▸ **SHORT PROBLEM**
Collect every line of the records below that contains the word "produk".

▸ **RECORDED INFORMATION**
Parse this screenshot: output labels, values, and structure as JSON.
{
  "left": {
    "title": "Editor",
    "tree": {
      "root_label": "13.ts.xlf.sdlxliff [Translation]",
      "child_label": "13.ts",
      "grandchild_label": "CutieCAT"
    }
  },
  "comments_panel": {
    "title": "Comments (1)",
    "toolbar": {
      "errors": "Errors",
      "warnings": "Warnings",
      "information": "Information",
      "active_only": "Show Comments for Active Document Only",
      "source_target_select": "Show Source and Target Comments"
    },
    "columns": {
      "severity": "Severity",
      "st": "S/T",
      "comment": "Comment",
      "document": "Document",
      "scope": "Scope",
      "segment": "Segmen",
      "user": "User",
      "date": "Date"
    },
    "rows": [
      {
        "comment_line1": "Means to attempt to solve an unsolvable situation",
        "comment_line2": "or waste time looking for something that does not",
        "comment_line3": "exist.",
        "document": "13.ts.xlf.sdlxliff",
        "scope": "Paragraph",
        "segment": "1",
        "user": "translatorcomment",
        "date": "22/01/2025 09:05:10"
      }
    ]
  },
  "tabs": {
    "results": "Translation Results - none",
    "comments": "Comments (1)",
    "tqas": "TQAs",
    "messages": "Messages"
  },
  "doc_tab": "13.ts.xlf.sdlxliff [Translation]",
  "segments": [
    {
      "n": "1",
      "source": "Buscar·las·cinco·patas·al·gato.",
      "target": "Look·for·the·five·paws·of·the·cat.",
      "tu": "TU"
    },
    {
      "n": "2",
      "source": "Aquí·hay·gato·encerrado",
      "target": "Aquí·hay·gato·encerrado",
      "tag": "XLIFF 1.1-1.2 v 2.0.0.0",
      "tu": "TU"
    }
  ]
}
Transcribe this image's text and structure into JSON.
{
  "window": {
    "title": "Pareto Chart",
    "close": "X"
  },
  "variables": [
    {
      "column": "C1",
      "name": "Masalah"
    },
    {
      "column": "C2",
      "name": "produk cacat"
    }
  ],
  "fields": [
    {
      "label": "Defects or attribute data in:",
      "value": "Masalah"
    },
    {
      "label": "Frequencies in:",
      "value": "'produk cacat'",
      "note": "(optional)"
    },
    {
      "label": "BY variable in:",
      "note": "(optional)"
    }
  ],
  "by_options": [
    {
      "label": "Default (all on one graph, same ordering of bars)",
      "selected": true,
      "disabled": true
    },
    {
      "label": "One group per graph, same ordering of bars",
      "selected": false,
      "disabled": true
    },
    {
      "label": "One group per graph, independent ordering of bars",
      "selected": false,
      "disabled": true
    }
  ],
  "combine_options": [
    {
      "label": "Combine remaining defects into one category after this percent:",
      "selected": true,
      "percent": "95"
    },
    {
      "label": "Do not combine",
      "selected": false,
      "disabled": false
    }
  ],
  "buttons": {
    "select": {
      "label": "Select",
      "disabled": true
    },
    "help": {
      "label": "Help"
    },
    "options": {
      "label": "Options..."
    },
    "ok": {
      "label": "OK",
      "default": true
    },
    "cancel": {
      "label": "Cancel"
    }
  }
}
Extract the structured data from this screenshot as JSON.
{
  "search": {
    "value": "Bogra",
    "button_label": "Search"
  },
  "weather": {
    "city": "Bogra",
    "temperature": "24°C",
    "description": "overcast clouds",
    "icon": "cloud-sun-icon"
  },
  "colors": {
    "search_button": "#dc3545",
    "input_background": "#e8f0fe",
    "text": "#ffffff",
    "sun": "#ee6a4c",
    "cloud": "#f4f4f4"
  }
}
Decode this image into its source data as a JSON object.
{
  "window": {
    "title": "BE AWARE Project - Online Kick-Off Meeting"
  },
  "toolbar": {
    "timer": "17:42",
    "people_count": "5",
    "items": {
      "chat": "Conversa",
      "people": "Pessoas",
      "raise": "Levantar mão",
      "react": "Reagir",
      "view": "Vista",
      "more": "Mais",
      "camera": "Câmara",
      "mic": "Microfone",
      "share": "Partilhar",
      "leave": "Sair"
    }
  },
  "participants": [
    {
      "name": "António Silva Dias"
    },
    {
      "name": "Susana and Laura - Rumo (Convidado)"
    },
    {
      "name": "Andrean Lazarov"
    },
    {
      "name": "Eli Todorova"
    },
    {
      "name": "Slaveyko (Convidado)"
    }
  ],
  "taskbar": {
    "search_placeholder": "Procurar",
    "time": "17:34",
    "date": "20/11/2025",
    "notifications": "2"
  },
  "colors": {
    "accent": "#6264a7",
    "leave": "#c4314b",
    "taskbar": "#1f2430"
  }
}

▸ **THE RESPONSE**
      "name": "produk cacat"
      "value": "'produk cacat'",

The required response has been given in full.